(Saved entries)
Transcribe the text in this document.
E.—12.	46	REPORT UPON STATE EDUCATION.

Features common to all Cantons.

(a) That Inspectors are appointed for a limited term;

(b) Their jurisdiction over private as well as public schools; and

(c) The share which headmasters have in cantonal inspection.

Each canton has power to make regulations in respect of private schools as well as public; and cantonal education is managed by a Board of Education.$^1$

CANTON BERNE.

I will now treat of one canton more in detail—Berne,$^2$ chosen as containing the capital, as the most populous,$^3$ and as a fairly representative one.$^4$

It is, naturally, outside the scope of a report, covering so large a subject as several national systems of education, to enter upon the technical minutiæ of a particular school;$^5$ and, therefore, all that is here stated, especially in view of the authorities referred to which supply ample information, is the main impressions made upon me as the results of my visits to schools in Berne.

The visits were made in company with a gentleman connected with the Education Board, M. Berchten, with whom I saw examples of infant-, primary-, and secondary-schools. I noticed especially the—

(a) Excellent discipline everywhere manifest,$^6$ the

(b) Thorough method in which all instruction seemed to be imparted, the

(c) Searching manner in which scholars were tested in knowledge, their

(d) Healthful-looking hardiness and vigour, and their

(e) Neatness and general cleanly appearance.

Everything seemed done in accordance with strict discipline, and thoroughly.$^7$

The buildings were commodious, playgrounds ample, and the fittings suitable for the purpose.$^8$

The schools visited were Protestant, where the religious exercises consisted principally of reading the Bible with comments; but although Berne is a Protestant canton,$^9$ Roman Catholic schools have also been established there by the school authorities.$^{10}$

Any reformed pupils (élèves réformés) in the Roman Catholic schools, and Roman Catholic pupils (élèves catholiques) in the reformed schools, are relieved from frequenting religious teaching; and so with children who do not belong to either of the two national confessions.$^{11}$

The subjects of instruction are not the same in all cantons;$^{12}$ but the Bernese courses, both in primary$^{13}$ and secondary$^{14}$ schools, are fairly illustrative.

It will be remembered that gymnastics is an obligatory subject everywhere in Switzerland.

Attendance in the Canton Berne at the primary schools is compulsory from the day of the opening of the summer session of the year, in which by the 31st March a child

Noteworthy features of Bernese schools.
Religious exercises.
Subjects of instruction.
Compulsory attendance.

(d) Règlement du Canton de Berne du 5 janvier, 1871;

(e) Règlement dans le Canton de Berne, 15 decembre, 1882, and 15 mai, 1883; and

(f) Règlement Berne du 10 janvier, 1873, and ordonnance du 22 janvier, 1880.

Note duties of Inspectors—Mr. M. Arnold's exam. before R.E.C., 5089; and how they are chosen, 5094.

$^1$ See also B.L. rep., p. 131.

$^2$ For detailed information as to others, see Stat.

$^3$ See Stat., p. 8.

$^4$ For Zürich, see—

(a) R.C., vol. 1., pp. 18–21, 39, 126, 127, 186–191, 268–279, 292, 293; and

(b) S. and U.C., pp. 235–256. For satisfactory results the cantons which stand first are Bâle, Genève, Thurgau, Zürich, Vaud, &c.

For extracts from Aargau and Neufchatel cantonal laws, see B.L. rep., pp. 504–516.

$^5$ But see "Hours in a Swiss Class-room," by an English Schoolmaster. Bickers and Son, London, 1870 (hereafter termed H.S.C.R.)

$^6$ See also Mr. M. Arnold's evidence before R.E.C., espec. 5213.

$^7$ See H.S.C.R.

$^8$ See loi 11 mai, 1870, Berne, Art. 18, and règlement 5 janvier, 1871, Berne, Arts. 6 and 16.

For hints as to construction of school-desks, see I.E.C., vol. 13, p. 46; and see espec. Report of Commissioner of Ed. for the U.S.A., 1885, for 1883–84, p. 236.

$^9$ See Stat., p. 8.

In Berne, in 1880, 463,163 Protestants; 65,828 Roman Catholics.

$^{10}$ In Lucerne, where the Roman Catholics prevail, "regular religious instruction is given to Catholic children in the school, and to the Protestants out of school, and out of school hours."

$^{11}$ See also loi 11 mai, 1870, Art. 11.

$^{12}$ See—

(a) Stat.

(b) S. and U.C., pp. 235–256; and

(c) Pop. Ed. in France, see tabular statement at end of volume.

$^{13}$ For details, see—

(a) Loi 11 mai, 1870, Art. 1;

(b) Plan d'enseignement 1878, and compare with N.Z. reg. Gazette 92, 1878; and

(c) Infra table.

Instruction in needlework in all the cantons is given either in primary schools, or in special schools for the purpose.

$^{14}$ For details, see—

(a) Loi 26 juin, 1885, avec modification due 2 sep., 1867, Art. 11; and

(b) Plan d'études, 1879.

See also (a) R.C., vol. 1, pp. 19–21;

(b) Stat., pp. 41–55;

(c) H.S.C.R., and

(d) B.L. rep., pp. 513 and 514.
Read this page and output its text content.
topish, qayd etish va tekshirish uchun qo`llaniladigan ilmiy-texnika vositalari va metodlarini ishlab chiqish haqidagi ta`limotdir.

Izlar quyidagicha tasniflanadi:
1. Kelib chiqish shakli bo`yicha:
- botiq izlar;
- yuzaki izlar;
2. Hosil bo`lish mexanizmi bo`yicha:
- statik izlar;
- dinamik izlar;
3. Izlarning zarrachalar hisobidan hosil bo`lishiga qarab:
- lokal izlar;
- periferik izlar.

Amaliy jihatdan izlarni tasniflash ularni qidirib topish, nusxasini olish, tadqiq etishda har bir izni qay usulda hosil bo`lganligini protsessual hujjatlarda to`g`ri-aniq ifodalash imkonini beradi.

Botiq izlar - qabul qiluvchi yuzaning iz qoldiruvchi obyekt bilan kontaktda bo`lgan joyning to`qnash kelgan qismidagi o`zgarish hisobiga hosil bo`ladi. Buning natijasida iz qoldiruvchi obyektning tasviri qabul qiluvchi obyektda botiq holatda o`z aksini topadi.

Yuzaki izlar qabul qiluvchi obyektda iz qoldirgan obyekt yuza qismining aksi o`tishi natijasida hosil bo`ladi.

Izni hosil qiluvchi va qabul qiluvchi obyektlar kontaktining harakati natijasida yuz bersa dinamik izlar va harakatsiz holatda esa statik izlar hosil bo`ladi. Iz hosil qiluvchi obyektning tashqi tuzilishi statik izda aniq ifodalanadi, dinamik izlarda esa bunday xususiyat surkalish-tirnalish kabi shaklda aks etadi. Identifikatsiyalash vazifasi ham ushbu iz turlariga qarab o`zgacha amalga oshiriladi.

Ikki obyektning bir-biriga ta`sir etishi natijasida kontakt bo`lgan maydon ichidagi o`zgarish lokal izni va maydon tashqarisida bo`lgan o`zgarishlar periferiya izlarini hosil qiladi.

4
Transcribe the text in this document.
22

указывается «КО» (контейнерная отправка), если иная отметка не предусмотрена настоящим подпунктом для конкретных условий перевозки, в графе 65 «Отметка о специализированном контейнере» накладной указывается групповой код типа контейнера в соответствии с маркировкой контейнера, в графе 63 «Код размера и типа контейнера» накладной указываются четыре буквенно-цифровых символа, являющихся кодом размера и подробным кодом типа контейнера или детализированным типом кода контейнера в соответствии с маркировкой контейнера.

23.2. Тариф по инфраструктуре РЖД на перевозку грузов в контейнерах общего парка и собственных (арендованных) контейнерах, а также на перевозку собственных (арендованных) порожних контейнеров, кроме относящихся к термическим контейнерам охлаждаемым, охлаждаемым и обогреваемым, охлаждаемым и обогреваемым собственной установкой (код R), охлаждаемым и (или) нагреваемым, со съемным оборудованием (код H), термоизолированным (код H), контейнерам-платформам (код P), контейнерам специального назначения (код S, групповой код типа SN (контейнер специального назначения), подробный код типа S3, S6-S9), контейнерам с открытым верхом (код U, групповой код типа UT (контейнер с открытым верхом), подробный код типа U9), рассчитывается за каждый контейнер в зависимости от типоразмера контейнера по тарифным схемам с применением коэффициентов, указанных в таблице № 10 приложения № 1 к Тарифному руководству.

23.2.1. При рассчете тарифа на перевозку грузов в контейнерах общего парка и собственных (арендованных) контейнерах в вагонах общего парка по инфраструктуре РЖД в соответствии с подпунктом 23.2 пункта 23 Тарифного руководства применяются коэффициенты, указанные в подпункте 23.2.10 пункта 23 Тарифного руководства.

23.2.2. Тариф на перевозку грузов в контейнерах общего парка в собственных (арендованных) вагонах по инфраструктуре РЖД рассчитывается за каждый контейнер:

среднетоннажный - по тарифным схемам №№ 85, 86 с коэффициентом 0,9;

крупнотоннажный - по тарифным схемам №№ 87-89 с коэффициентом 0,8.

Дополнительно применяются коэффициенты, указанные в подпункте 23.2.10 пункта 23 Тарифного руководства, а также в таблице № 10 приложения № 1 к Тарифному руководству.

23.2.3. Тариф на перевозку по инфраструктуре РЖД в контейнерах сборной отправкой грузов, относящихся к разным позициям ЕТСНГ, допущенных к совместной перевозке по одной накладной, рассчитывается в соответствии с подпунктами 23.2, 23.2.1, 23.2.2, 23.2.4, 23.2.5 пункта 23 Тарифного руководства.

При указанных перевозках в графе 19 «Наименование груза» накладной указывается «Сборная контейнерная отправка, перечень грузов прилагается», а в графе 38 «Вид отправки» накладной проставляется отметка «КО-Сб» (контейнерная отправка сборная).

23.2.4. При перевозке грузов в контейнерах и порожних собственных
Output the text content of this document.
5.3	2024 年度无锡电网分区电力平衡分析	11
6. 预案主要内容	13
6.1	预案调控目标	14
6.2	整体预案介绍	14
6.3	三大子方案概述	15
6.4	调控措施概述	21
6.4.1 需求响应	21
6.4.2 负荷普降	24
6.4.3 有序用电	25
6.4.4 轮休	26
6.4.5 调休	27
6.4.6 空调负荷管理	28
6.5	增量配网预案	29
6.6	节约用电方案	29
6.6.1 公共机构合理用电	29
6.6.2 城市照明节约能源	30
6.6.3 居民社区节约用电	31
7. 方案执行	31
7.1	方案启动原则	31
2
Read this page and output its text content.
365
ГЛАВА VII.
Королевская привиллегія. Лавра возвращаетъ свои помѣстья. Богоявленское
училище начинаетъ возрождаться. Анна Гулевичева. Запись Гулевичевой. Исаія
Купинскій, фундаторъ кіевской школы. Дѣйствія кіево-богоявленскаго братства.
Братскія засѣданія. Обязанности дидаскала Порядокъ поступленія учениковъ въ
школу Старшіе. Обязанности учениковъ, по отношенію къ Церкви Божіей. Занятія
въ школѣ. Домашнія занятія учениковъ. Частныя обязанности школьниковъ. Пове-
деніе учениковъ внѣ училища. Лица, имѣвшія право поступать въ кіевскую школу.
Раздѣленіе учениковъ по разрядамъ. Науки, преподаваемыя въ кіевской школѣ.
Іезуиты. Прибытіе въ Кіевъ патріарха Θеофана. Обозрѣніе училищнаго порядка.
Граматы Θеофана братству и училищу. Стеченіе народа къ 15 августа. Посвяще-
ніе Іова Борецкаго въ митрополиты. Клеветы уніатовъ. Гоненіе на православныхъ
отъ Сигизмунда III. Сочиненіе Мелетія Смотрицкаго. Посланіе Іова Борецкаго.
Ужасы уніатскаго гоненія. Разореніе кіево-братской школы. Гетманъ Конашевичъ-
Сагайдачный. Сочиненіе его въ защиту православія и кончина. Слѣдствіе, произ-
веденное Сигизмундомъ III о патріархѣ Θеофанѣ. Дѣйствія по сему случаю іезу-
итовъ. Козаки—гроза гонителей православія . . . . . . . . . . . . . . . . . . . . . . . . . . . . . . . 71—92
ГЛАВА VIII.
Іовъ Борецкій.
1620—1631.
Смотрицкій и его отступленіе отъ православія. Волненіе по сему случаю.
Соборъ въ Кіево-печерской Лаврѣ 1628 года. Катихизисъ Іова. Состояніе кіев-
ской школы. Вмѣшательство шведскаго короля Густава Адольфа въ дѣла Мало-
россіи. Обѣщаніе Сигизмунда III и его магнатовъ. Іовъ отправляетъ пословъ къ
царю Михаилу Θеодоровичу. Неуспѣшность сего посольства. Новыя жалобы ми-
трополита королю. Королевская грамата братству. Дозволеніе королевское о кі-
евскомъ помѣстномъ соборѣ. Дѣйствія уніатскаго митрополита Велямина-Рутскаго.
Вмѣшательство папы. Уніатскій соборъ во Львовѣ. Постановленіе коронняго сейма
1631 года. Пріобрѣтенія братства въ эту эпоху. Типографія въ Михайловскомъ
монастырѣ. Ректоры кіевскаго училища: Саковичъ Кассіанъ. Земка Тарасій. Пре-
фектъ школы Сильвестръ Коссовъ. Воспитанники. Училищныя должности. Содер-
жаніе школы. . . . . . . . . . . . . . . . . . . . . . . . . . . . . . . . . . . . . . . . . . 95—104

• _Task description_
What is the number of lines in the records that contain the string "everywhere"? Give only that number.

• _Result_
2